▶ [TASK DIRECTIONS] Give the entries again exactly, every one of them.

(Stored data)
━━━━━━━━

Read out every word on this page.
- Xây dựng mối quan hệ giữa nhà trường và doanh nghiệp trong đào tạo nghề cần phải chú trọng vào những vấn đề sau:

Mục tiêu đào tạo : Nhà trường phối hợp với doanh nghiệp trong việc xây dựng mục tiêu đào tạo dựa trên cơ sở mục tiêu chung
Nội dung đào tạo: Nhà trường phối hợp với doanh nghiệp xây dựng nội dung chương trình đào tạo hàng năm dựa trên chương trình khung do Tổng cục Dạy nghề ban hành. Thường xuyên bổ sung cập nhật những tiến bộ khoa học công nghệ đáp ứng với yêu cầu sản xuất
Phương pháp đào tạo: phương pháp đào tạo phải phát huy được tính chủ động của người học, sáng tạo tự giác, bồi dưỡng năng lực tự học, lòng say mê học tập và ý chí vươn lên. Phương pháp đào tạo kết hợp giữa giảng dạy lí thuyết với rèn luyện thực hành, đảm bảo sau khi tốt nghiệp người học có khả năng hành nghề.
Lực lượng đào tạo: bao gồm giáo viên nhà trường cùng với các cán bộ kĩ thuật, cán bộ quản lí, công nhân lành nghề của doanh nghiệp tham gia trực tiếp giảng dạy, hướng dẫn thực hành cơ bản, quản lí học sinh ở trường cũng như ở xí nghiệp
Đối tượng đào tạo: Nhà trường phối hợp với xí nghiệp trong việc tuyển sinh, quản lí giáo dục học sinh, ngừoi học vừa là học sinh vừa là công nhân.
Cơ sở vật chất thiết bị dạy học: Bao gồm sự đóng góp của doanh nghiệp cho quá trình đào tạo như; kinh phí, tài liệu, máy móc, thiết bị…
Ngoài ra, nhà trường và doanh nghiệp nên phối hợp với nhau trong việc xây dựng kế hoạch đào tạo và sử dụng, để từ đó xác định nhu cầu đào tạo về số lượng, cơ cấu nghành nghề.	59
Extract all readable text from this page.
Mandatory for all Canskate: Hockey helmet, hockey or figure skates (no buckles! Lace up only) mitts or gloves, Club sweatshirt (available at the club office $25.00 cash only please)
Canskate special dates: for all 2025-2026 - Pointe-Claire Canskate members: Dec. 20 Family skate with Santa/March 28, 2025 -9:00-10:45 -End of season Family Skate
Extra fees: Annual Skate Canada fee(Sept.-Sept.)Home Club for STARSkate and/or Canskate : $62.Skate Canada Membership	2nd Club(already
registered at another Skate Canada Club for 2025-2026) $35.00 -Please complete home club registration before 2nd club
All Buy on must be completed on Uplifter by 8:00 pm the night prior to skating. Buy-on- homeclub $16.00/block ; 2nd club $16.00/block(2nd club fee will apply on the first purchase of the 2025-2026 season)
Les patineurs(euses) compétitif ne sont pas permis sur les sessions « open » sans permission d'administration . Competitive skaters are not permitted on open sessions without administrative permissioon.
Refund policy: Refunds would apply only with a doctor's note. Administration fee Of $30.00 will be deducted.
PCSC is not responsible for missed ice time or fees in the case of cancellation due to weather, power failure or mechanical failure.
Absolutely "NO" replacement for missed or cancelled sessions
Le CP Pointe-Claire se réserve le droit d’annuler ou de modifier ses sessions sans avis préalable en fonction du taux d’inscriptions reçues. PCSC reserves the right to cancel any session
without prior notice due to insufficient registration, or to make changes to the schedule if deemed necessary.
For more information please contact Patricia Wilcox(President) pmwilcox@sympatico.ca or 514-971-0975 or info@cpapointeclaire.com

━━━━━━━━

▶ [ANSWER TO THIS TASK]
Read out every word on this page.
- Xây dựng mối quan hệ giữa nhà trường và doanh nghiệp trong đào tạo nghề cần phải chú trọng vào những vấn đề sau:

Mục tiêu đào tạo : Nhà trường phối hợp với doanh nghiệp trong việc xây dựng mục tiêu đào tạo dựa trên cơ sở mục tiêu chung
Nội dung đào tạo: Nhà trường phối hợp với doanh nghiệp xây dựng nội dung chương trình đào tạo hàng năm dựa trên chương trình khung do Tổng cục Dạy nghề ban hành. Thường xuyên bổ sung cập nhật những tiến bộ khoa học công nghệ đáp ứng với yêu cầu sản xuất
Phương pháp đào tạo: phương pháp đào tạo phải phát huy được tính chủ động của người học, sáng tạo tự giác, bồi dưỡng năng lực tự học, lòng say mê học tập và ý chí vươn lên. Phương pháp đào tạo kết hợp giữa giảng dạy lí thuyết với rèn luyện thực hành, đảm bảo sau khi tốt nghiệp người học có khả năng hành nghề.
Lực lượng đào tạo: bao gồm giáo viên nhà trường cùng với các cán bộ kĩ thuật, cán bộ quản lí, công nhân lành nghề của doanh nghiệp tham gia trực tiếp giảng dạy, hướng dẫn thực hành cơ bản, quản lí học sinh ở trường cũng như ở xí nghiệp
Đối tượng đào tạo: Nhà trường phối hợp với xí nghiệp trong việc tuyển sinh, quản lí giáo dục học sinh, ngừoi học vừa là học sinh vừa là công nhân.
Cơ sở vật chất thiết bị dạy học: Bao gồm sự đóng góp của doanh nghiệp cho quá trình đào tạo như; kinh phí, tài liệu, máy móc, thiết bị…
Ngoài ra, nhà trường và doanh nghiệp nên phối hợp với nhau trong việc xây dựng kế hoạch đào tạo và sử dụng, để từ đó xác định nhu cầu đào tạo về số lượng, cơ cấu nghành nghề.	59
Extract all readable text from this page.
Mandatory for all Canskate: Hockey helmet, hockey or figure skates (no buckles! Lace up only) mitts or gloves, Club sweatshirt (available at the club office $25.00 cash only please)
Canskate special dates: for all 2025-2026 - Pointe-Claire Canskate members: Dec. 20 Family skate with Santa/March 28, 2025 -9:00-10:45 -End of season Family Skate
Extra fees: Annual Skate Canada fee(Sept.-Sept.)Home Club for STARSkate and/or Canskate : $62.Skate Canada Membership	2nd Club(already
registered at another Skate Canada Club for 2025-2026) $35.00 -Please complete home club registration before 2nd club
All Buy on must be completed on Uplifter by 8:00 pm the night prior to skating. Buy-on- homeclub $16.00/block ; 2nd club $16.00/block(2nd club fee will apply on the first purchase of the 2025-2026 season)
Les patineurs(euses) compétitif ne sont pas permis sur les sessions « open » sans permission d'administration . Competitive skaters are not permitted on open sessions without administrative permissioon.
Refund policy: Refunds would apply only with a doctor's note. Administration fee Of $30.00 will be deducted.
PCSC is not responsible for missed ice time or fees in the case of cancellation due to weather, power failure or mechanical failure.
Absolutely "NO" replacement for missed or cancelled sessions
Le CP Pointe-Claire se réserve le droit d’annuler ou de modifier ses sessions sans avis préalable en fonction du taux d’inscriptions reçues. PCSC reserves the right to cancel any session
without prior notice due to insufficient registration, or to make changes to the schedule if deemed necessary.
For more information please contact Patricia Wilcox(President) pmwilcox@sympatico.ca or 514-971-0975 or info@cpapointeclaire.com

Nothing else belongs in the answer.